Es en el tema de la retribución en donde no hay justicia en estos contratos o pactos sociales. Son acuerdos de minorías vinculantes para las mayorías, por tanto, desaparecer el “yo” en función de la mayoría no es redituable ni viable. Incluso en los escenarios de prosperidad y bonanza económica, siempre habrá un pueblo o un país o varios que mantengan el estilo de vida despreocupado de otro país. En la segunda hipótesis es evidente la queja frente a la pérdida de lo individual, aunque no duele la posibilidad desconocida, queda claro que seríamos otra clase de humanidad si el “yo” fuera visto como un acto humano y no como una separación de la comunidad.  

Es un lamento inconsolable, la Historia avanza hacia la extinción de la persona y el nacimiento de lo compartido. No es terrible, desde el punto de vista de una equidad respecto a lo que tienen los demás y pueden ofrecer. Sin la conciencia individual, por ejemplo, no existiría la propiedad privada; apuntada por pensadores como la médula ósea de la corrupción de nuestra especie. 

Aclarada la imposibilidad de juzgar bajo los mismos esquemas la triada de odio-violencia-reacción, tendremos que anular los prejuicios que yacen sobre la idea del odio, la violencia y la reacción. En los dos primeros, hay una connotación negativa basada en comportamientos adversos al bien común. Sin embargo, el capitalismo salvaje, por ejemplo, se motiva en más de una institución universitaria y el clasismo, durante muchos años, ha sido visto como una extraña, pero eficaz, forma de superación social. Se considera que la violencia es una reacción de odio frente a lo que acontece (usualmente otro acto violento). La reacción debe ser la consecuencia final, el gran resultado que debe alcanzarse cuando el odio y la violencia han sido superados. No puede extinguirse la violencia (vista desde occidente) sin que el odio haya desaparecido o se vuelve un ejercicio de hipocresía, es decir, exteriormente he perdonado e interiormente sigo odiando y deseo venganza. La violencia, por tanto, resulta en una forma de expresión; deviene en putrefactos actos asesinos desde una herida infectada de resentimientos o crea nuevos caminos, aquí la importancia de la reacción. Si mi reacción es matar o lastimar porque he sido herido o lastimado, la raíz del odio sigue presente. Esta clase de comportamiento solamente genera una violencia estéril y agranda el círculo vicioso del odio. Si en cambio decido usar la energía de la violencia para sanar y luego construir una opción distinta para transformar aquello que no está bien, entonces la violencia tendrá un sentido y la reacción rompe el círculo vicioso del odio. Desde este sistema de acción, la violencia puede convertirse en paz desde la reacción. Esto creo y opino.

Datos extraídos ->
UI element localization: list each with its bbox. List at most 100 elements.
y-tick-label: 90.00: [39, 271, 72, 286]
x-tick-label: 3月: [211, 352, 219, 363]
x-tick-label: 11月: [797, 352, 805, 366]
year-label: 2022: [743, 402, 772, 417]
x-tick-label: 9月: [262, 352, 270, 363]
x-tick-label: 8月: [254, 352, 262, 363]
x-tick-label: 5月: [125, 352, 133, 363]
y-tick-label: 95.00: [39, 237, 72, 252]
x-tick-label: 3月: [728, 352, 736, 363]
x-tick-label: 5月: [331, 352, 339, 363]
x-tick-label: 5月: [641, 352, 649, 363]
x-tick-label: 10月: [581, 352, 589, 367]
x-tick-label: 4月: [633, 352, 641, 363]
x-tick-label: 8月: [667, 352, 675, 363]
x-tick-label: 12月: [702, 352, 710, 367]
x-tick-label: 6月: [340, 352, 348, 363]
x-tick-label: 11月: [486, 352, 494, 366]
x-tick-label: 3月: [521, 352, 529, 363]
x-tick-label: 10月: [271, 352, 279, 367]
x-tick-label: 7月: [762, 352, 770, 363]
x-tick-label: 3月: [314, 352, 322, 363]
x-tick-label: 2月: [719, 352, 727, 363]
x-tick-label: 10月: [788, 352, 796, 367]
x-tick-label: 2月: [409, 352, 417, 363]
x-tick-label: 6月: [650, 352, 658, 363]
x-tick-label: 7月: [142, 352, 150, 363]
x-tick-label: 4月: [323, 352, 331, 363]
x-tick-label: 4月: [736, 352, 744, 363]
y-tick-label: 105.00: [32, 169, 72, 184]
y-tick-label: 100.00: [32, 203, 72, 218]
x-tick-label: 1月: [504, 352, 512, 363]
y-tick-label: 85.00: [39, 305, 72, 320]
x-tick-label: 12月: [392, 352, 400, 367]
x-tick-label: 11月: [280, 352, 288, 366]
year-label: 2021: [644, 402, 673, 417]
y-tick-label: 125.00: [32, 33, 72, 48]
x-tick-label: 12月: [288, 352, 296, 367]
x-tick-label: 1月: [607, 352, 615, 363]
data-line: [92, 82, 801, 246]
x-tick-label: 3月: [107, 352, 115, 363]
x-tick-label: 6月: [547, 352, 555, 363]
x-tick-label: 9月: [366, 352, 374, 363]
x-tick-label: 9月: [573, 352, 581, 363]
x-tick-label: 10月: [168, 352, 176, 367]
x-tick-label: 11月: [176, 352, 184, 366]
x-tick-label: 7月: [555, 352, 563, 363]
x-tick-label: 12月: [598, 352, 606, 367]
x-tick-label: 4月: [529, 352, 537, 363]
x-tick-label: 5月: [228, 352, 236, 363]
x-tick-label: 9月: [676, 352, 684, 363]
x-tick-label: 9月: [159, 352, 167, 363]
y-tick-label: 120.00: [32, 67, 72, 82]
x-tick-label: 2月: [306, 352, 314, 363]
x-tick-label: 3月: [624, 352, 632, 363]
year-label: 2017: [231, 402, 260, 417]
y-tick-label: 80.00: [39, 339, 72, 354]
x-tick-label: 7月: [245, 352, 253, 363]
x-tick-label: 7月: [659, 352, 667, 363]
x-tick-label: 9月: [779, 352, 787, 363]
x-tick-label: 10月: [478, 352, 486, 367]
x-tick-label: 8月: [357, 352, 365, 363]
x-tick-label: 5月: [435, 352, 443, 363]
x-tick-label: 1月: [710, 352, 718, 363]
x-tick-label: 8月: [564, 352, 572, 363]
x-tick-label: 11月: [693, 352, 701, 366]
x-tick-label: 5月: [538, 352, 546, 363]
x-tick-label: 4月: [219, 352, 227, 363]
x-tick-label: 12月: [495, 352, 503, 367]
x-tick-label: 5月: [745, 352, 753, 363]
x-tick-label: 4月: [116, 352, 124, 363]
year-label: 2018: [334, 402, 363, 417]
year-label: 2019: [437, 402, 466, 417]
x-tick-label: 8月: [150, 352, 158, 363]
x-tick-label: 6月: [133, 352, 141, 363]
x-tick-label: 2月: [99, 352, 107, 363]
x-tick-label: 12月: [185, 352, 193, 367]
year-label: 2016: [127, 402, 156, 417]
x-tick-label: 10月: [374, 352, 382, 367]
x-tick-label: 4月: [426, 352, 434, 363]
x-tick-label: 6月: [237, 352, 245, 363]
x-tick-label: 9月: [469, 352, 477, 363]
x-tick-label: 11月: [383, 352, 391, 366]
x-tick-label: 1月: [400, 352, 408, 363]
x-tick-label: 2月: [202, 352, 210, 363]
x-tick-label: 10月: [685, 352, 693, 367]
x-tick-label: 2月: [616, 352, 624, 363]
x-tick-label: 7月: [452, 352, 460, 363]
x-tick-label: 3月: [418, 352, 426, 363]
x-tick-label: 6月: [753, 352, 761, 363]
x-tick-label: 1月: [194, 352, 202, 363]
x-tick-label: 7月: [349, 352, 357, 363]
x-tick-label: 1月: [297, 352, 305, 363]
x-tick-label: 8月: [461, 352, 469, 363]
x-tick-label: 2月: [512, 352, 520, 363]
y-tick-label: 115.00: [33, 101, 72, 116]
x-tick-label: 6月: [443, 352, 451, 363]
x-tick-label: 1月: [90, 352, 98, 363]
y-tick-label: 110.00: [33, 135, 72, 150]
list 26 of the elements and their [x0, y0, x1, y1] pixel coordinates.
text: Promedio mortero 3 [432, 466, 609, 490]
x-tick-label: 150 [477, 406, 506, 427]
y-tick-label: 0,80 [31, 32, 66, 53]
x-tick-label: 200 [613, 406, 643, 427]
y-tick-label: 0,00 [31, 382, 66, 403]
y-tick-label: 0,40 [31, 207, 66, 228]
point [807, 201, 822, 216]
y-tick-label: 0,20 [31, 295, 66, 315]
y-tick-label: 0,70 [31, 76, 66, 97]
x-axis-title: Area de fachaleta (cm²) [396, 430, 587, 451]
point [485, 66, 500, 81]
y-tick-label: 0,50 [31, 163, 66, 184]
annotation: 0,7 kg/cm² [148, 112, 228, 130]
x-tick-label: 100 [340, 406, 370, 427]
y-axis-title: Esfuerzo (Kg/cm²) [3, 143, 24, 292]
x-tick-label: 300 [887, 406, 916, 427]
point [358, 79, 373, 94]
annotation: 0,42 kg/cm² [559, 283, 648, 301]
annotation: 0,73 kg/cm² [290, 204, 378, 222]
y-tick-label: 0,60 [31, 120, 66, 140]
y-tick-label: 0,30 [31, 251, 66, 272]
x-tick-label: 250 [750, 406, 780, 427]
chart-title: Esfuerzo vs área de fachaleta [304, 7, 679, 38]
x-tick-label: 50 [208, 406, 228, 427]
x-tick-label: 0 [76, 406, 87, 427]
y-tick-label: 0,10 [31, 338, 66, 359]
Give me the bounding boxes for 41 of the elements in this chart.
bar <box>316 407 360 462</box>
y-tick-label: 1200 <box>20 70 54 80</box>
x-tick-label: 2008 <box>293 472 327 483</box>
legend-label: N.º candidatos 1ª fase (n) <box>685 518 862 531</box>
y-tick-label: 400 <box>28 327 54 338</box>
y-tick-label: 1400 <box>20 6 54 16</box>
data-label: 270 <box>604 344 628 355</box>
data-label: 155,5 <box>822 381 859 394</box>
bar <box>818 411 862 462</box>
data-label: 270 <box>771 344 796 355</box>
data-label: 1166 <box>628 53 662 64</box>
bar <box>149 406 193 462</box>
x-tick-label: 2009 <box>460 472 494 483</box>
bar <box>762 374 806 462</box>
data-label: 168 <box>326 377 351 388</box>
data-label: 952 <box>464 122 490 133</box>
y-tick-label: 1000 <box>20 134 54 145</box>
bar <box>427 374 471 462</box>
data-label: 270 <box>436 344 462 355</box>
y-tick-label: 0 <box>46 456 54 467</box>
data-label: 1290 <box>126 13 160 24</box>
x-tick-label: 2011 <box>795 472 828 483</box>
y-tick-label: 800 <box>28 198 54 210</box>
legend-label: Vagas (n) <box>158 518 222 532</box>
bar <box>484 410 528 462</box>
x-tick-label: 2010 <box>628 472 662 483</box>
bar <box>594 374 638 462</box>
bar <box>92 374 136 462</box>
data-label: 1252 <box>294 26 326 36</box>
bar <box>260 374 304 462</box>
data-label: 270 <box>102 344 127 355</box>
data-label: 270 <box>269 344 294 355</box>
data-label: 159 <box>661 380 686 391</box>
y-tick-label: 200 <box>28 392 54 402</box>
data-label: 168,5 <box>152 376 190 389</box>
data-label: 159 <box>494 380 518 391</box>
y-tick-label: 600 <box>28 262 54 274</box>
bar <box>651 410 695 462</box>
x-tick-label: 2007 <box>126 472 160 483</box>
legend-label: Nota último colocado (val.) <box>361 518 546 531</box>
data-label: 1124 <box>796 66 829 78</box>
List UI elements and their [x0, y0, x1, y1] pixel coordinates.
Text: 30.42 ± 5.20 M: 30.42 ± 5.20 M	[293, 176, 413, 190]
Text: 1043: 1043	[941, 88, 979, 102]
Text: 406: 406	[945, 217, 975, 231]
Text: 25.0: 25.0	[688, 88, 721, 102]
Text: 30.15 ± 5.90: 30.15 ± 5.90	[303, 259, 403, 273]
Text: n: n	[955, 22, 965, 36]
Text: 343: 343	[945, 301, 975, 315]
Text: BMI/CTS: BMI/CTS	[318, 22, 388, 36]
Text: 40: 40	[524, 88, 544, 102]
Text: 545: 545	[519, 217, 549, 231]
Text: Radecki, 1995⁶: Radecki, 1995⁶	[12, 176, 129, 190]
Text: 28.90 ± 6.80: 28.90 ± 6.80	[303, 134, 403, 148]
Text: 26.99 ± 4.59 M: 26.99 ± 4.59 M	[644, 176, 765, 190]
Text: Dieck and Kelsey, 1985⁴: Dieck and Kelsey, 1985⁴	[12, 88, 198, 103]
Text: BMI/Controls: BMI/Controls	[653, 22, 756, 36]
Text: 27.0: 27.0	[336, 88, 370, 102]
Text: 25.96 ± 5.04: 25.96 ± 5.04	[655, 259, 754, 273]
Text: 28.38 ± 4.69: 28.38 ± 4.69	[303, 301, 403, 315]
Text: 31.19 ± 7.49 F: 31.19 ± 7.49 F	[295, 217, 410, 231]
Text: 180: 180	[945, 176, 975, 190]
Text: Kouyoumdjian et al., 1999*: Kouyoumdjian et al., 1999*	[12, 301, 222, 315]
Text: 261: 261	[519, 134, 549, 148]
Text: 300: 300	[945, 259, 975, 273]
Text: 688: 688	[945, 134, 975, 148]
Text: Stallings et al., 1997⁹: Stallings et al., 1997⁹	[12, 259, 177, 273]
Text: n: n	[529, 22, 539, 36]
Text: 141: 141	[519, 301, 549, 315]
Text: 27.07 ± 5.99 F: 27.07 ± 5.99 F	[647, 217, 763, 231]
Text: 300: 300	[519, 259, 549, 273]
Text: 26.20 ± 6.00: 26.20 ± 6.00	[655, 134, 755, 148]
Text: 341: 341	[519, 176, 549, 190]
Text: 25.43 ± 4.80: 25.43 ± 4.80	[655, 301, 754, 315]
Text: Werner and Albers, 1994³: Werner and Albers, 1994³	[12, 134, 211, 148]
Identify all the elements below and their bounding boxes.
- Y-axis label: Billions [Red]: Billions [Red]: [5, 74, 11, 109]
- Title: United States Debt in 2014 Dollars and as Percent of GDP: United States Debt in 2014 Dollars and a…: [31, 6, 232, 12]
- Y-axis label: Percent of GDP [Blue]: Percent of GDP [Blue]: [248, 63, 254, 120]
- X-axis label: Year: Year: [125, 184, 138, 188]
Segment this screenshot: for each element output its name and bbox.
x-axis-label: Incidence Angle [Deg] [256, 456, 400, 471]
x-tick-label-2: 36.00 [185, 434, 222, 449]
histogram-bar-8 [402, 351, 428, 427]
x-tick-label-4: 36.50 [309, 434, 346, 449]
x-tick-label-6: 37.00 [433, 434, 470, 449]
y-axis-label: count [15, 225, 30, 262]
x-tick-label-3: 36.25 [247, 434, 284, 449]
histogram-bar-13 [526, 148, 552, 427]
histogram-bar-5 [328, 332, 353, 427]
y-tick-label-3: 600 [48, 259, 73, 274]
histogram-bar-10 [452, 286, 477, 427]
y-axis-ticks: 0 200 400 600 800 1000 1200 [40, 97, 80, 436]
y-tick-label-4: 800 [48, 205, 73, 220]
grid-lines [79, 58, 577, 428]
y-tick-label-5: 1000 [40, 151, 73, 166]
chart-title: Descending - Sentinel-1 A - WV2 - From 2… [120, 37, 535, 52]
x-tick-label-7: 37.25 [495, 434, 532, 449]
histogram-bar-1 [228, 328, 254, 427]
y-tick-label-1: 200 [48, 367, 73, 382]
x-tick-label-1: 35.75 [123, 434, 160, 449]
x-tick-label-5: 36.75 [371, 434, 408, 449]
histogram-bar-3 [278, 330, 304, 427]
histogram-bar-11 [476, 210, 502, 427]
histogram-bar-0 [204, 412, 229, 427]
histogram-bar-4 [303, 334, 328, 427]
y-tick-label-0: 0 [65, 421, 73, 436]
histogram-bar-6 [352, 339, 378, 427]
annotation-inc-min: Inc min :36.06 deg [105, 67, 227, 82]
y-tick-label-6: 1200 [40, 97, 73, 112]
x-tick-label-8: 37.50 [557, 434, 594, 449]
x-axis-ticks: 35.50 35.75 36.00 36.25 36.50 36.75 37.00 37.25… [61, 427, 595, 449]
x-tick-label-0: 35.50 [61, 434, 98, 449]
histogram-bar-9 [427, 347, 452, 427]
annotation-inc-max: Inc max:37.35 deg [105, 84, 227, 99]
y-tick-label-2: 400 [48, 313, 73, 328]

Partes del ejercicio ->
a) Según el texto extraído, ¿qué no existiría sin la conciencia individual?
b) Responda sí o no a cada afirmación según el texto extraído y cite las palabras de este que deciden la respuesta. (i) La reacción debe ser la consecuencia final que se alcanza una vez superados el odio y la violencia. (ii) Durante muchos años, el clasismo se ha visto como una forma ineficaz de superación social. (iii) Reaccionar matando o lastimando tras haber sido herido elimina la raíz del odio.
Los datos no tienen relación con el texto extraído.

Soluciones ->
a) La propiedad privada.

b)
(i) Sí: «La reacción debe ser la consecuencia final, el gran resultado que debe alcanzarse cuando el odio y la violencia han sido superados.»
(ii) No: «el clasismo, durante muchos años, ha sido visto como una extraña, pero eficaz, forma de superación social.»
(iii) No: «Si mi reacción es matar o lastimar porque he sido herido o lastimado, la raíz del odio sigue presente.»